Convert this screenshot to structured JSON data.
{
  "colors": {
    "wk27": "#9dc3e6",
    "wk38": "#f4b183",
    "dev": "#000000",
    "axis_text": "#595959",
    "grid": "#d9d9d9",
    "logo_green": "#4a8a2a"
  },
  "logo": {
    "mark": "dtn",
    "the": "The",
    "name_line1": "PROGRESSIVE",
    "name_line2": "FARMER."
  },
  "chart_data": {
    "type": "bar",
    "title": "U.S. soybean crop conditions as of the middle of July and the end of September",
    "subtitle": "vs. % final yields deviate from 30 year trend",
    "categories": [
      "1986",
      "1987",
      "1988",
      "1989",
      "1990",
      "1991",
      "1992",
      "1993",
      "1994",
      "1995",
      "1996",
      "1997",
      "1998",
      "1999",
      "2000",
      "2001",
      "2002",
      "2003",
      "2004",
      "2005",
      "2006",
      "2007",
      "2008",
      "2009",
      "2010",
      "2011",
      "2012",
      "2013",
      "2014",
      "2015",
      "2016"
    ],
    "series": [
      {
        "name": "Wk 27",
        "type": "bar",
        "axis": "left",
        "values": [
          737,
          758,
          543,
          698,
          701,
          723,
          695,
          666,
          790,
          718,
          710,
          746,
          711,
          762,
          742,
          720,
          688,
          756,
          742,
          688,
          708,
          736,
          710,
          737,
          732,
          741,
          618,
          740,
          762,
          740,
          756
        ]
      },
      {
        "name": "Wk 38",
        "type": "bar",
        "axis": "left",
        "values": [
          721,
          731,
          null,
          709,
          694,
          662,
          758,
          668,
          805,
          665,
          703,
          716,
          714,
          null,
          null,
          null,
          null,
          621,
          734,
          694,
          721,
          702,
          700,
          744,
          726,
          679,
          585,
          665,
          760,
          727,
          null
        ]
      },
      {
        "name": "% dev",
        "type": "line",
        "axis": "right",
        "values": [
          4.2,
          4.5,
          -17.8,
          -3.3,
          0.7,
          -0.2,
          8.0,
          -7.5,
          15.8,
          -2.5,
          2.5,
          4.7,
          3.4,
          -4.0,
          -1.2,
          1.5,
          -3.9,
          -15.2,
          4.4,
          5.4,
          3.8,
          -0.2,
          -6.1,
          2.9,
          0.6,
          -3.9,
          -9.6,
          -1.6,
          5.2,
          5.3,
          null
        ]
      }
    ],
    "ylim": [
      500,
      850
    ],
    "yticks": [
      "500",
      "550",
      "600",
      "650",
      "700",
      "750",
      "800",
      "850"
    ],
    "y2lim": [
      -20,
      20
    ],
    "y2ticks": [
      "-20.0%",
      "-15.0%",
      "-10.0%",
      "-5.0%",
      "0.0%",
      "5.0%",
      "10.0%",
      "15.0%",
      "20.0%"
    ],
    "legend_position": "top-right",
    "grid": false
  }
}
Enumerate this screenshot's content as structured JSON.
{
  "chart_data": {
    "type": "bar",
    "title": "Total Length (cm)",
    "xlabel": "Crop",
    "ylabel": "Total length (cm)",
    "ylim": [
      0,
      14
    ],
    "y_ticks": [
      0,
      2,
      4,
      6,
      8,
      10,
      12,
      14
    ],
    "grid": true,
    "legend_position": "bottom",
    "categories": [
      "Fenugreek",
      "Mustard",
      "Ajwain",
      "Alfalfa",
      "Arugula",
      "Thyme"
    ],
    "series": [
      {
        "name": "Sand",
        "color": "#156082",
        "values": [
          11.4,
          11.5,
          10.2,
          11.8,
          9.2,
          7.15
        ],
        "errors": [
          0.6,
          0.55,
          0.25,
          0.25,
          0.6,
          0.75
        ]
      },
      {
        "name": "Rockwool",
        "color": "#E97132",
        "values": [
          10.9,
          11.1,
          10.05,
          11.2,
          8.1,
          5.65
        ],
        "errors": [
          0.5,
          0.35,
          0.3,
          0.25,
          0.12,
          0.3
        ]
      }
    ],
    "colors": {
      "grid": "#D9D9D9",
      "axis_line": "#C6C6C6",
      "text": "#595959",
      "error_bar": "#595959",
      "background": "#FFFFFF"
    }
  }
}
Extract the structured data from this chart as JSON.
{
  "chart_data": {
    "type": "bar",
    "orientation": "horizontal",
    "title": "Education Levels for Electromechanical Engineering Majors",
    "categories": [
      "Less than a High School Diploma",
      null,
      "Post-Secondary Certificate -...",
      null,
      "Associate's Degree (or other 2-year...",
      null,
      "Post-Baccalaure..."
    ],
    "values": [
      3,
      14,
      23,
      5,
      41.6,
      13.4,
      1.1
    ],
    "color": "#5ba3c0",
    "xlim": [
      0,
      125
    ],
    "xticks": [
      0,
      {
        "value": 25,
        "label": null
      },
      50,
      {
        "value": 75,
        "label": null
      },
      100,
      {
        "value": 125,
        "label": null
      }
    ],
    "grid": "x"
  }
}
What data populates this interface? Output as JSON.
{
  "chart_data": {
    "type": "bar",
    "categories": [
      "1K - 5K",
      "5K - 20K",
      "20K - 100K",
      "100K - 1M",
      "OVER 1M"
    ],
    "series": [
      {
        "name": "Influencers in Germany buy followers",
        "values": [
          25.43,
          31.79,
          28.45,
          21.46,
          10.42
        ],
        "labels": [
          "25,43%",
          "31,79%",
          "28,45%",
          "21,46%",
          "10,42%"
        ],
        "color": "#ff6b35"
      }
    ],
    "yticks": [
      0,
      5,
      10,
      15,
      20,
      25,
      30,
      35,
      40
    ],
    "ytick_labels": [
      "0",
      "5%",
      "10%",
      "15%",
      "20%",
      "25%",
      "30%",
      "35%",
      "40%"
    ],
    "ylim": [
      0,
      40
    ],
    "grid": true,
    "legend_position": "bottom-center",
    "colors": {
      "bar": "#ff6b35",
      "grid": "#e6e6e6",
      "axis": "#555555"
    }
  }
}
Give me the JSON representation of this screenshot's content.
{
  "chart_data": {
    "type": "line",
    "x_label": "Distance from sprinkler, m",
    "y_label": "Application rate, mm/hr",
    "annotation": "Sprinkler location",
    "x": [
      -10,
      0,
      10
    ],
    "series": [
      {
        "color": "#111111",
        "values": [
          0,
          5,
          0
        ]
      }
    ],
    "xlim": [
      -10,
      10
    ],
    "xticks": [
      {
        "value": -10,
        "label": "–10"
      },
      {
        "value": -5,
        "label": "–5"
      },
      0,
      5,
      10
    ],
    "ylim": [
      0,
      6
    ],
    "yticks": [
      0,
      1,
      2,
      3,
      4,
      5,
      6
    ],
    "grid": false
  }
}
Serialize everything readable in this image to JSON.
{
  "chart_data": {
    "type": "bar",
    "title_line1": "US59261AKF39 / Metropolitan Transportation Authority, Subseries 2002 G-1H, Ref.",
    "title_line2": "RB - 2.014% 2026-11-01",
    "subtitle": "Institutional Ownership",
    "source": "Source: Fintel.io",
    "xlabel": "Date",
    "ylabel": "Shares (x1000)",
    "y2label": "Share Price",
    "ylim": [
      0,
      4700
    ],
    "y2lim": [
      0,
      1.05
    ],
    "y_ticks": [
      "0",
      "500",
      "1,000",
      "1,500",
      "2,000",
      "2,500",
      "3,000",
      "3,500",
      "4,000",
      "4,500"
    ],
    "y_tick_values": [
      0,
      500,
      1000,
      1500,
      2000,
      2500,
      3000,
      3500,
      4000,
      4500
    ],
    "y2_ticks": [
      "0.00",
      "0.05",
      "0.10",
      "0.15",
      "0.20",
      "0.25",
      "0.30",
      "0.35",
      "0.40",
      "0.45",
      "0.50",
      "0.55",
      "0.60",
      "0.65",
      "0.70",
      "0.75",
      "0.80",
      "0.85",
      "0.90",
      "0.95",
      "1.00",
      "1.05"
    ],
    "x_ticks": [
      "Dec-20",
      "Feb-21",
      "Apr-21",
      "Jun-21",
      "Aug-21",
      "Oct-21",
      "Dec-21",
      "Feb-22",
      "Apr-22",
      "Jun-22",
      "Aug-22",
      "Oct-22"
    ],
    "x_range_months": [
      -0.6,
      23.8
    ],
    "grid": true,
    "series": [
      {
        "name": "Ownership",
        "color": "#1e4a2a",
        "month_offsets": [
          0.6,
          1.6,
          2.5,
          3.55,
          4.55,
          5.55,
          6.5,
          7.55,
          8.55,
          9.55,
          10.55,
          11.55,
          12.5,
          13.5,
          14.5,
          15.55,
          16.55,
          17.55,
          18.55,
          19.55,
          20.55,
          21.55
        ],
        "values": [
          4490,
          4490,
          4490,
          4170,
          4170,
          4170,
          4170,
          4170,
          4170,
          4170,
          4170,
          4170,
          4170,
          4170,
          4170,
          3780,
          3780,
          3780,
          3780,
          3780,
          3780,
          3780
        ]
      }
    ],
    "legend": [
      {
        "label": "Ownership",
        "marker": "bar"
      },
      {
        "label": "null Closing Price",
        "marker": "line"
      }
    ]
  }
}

-------------------------

Collect each line holding the string "right".

• **TASK SOLUTION**:
        "axis": "right",
    "legend_position": "top-right",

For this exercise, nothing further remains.